Task:
Only the number is wanted: tally the lines below that contain the word "JSON".
____________________
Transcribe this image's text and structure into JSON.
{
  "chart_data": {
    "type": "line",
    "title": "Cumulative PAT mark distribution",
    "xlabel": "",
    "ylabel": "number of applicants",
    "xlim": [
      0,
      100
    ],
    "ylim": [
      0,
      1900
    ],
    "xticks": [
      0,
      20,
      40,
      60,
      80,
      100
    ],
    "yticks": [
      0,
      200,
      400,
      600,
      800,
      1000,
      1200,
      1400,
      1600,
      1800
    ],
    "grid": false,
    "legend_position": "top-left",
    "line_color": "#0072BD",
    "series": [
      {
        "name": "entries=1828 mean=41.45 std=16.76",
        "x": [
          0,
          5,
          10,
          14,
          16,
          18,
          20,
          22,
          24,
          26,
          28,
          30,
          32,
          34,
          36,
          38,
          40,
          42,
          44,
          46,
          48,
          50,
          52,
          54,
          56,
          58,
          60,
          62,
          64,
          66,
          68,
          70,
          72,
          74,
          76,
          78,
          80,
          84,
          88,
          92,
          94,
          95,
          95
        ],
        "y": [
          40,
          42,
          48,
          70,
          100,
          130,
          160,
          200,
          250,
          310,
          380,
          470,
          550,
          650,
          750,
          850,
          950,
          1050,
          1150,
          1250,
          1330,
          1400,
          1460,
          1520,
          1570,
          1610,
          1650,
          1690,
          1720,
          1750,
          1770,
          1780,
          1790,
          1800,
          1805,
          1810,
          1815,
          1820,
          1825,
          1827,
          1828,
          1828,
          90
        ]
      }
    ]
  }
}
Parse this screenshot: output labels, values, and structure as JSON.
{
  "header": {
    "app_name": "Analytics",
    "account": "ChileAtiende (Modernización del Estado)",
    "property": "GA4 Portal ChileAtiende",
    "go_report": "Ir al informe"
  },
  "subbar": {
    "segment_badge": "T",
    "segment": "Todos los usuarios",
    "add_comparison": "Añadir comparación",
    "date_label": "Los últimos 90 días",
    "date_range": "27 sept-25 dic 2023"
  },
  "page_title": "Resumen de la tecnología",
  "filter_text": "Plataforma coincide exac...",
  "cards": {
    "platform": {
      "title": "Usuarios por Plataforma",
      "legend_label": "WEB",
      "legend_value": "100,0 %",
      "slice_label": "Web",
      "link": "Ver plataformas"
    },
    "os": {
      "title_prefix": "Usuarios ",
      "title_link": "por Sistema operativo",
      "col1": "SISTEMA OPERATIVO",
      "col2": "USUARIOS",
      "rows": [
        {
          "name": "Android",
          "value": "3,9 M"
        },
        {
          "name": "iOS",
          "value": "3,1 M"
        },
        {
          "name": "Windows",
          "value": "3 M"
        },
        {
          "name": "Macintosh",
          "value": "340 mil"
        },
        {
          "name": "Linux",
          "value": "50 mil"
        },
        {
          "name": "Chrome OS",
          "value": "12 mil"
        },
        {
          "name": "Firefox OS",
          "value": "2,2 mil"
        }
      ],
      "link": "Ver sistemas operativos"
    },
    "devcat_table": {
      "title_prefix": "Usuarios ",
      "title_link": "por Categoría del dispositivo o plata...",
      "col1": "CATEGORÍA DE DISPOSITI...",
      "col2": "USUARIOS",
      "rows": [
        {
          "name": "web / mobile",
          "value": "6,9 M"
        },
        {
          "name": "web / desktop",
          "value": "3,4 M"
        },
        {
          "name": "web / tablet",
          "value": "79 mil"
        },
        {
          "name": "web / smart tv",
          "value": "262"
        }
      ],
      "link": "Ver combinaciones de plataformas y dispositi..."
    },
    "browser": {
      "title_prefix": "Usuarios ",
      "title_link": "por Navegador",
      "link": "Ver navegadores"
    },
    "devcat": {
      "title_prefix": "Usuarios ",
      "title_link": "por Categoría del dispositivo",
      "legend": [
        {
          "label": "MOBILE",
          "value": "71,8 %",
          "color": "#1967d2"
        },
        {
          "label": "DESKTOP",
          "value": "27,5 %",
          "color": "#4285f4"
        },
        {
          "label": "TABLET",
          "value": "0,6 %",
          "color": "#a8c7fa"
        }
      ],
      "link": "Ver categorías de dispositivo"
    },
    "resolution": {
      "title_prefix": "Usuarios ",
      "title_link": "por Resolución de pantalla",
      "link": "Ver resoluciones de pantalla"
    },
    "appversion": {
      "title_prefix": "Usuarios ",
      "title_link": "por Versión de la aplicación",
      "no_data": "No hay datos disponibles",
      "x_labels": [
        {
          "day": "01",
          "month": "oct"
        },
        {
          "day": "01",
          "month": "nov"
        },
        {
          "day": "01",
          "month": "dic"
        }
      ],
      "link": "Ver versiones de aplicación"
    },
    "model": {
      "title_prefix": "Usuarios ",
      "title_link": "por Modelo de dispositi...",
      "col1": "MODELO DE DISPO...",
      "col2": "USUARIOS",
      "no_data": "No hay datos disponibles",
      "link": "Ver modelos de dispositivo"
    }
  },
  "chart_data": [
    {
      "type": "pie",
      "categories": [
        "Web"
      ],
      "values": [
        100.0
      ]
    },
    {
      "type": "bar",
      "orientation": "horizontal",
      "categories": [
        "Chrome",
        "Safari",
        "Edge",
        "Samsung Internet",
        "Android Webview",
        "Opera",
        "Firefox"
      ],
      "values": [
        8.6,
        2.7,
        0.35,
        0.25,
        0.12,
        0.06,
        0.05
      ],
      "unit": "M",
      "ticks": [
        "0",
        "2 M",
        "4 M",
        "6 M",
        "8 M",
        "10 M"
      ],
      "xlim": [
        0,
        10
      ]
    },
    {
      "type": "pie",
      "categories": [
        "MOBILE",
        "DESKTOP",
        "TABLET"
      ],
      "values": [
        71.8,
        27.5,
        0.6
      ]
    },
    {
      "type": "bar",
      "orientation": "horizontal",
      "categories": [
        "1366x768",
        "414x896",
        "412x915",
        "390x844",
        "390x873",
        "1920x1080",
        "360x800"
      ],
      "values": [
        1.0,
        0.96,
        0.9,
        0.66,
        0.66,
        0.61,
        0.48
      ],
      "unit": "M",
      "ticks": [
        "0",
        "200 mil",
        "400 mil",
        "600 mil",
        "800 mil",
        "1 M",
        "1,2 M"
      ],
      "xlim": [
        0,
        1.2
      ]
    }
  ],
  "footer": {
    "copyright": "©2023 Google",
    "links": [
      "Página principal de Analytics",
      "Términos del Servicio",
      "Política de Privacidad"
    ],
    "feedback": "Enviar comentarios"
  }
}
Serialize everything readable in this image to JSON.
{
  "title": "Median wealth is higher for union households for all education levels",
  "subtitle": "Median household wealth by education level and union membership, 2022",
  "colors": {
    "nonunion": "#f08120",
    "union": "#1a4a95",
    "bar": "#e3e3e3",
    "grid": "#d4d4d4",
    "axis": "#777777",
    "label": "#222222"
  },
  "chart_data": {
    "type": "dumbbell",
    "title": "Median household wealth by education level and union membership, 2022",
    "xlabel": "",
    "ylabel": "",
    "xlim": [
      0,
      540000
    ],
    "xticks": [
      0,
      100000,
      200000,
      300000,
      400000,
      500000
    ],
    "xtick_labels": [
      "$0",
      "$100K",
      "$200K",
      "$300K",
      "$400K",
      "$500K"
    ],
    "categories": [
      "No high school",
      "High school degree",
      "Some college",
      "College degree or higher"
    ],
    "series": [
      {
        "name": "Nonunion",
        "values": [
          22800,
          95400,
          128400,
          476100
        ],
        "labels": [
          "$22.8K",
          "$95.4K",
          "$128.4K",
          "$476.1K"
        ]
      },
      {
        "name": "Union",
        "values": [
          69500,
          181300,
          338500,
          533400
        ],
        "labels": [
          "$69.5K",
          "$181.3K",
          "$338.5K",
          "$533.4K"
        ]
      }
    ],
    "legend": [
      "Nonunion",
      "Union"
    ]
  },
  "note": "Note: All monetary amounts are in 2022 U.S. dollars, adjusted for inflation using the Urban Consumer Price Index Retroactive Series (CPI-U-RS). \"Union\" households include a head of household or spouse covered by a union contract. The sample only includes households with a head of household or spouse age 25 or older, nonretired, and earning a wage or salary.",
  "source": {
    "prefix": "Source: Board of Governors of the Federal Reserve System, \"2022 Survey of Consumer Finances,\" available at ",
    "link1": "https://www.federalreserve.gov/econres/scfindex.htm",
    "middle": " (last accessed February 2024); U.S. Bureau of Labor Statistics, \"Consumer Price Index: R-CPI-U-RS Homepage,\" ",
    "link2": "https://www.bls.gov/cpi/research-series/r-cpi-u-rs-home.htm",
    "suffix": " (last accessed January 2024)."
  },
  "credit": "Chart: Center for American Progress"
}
____________________
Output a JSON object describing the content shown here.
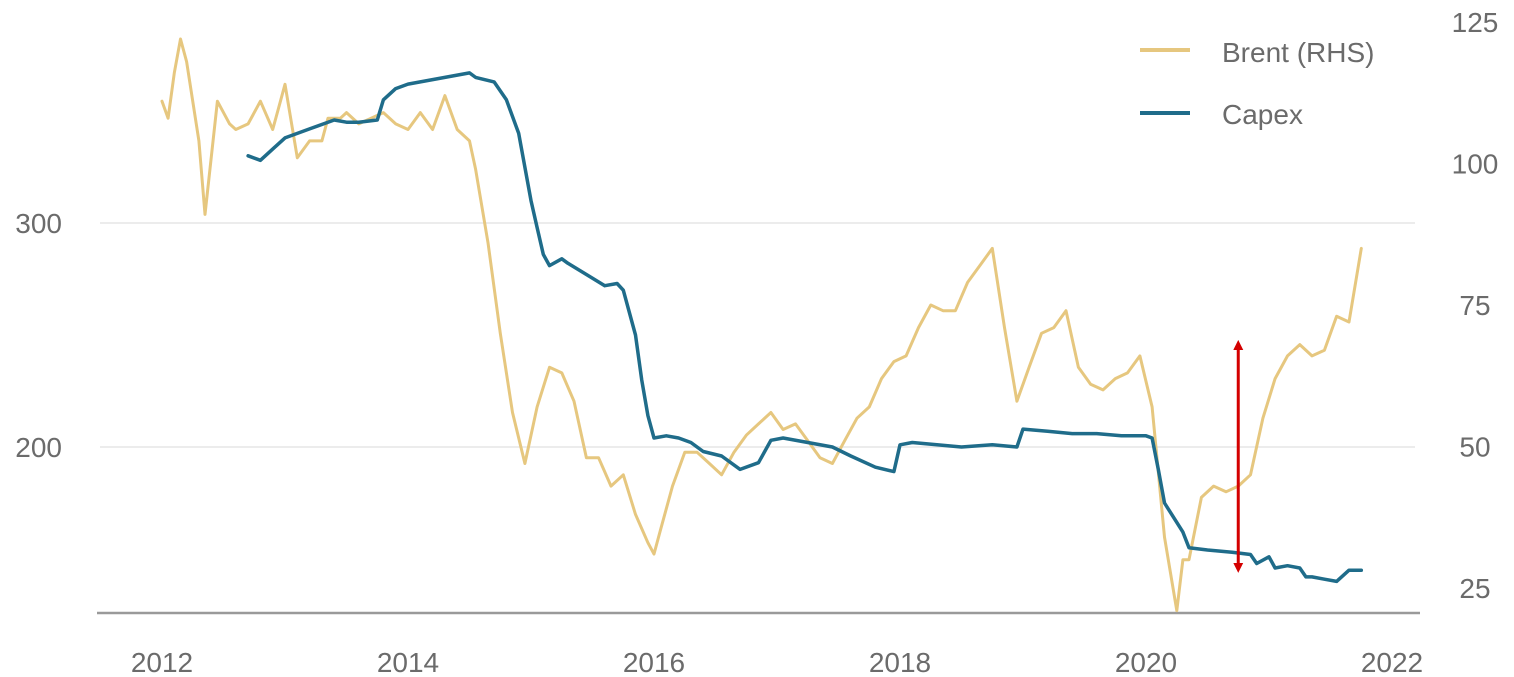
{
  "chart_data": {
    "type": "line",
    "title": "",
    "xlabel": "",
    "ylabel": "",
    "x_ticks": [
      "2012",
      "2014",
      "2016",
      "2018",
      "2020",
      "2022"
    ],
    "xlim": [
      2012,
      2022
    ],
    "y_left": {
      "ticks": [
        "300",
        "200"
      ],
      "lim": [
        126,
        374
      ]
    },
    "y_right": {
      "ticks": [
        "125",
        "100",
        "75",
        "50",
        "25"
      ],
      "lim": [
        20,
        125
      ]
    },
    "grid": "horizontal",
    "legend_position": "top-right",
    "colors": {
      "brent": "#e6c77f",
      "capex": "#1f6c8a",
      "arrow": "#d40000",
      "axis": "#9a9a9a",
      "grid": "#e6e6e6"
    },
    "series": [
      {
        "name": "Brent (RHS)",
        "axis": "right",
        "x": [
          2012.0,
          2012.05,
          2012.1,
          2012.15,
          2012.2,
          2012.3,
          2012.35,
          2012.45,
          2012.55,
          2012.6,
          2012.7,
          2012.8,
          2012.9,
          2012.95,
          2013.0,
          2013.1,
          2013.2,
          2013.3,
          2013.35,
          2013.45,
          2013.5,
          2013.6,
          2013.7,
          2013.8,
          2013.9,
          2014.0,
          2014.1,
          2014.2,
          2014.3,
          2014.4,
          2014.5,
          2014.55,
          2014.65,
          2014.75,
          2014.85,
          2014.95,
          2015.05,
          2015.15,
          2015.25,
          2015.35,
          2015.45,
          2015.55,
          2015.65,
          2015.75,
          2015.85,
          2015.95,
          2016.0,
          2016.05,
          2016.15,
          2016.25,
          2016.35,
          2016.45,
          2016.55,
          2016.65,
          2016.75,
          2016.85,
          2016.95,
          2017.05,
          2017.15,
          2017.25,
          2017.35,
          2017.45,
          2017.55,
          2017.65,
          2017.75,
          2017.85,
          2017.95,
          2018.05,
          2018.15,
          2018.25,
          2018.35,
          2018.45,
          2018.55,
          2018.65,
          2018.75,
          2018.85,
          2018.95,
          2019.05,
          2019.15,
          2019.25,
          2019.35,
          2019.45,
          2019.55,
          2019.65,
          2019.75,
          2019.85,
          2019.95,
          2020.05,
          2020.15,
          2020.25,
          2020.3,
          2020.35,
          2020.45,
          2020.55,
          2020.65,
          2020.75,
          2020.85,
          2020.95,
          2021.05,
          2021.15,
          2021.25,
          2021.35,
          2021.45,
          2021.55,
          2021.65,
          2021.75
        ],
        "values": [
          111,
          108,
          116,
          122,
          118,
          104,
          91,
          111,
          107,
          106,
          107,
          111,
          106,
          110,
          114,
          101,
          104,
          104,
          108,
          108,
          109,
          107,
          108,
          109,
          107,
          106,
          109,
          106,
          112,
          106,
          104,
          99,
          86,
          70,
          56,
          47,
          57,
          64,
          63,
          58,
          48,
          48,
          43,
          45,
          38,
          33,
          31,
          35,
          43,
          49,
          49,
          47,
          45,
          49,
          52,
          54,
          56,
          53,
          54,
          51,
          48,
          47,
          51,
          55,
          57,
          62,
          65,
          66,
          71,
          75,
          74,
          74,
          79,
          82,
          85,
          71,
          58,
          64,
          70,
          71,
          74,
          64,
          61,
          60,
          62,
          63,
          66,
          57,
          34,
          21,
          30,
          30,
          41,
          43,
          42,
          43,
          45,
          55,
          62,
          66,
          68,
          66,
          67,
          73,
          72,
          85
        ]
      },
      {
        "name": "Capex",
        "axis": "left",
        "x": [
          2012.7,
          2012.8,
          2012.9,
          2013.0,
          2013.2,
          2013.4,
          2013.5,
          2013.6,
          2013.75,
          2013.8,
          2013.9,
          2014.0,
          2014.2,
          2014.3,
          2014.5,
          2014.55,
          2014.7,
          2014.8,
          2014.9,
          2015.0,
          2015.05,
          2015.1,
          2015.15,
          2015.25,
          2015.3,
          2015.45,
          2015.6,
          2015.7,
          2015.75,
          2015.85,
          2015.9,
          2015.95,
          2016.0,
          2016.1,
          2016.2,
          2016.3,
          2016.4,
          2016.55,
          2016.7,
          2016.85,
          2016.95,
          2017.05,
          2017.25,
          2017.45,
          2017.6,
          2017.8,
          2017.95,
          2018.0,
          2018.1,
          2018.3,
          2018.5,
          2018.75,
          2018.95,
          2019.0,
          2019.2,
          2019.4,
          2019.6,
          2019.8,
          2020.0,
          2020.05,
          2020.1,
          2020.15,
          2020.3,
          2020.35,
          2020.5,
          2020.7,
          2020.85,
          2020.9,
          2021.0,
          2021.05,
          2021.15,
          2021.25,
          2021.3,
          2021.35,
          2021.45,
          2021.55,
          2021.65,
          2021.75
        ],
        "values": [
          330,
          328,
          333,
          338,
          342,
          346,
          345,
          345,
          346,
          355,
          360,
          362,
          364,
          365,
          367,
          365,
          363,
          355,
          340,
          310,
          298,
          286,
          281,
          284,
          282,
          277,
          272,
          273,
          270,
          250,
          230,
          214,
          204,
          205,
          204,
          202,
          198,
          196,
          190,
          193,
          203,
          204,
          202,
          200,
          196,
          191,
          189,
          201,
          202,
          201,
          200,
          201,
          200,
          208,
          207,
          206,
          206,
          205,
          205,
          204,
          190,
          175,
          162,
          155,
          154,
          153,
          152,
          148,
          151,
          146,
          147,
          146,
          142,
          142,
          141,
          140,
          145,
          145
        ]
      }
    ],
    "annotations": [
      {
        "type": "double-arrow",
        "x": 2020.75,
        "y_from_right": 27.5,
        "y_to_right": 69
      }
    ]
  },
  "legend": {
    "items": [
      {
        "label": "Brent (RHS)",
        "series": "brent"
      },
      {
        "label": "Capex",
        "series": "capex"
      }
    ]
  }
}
____________________
Output:
4